**TASK BRIEF**
Look for the string "this" and copy every line that has it.
══ INPUT RECORDS ══
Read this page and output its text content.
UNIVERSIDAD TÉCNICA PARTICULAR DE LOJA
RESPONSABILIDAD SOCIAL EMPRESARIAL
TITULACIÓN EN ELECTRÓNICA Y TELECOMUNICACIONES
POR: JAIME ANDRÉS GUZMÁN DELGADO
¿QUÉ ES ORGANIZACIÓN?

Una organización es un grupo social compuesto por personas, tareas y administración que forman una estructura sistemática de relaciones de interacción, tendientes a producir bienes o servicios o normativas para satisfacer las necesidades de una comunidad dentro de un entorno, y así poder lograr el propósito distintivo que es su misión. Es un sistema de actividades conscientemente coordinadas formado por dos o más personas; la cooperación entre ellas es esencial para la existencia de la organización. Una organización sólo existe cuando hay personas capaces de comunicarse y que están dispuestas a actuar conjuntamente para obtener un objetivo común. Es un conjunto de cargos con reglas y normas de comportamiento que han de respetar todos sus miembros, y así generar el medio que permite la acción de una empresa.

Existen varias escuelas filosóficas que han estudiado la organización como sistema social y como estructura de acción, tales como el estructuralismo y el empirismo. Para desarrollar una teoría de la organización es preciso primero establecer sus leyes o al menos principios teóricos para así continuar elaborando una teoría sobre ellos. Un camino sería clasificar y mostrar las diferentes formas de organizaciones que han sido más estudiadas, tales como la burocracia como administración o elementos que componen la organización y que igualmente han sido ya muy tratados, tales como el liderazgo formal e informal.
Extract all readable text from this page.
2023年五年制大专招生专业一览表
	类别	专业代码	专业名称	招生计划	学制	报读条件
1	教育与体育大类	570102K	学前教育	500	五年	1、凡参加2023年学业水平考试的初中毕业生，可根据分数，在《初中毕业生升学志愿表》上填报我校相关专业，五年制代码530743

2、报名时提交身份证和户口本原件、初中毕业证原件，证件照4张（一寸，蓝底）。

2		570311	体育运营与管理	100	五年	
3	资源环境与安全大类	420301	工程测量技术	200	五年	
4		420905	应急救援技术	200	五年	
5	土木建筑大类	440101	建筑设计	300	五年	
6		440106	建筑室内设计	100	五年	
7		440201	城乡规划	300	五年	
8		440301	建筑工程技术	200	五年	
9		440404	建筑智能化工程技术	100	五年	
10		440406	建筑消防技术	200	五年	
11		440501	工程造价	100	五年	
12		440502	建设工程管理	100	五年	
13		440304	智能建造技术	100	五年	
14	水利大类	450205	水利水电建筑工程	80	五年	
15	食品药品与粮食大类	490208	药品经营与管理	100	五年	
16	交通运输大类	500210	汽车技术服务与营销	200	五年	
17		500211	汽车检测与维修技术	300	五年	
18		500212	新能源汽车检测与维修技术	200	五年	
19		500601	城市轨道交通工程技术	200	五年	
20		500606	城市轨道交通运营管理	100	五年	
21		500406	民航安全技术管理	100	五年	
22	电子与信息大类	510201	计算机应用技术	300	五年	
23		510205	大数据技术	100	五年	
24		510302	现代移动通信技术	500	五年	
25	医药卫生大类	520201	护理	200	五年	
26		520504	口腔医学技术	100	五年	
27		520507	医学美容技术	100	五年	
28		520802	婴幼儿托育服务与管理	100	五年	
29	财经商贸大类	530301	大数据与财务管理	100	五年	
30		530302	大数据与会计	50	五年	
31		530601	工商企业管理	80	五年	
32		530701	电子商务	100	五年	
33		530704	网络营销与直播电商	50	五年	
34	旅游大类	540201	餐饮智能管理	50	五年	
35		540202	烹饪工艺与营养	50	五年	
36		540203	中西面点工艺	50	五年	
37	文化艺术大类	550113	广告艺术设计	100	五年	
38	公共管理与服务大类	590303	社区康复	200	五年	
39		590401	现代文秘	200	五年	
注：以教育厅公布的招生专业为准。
═══
**OUTPUT OF THE TASK**
Read this page and output its text content.
Extract all readable text from this page.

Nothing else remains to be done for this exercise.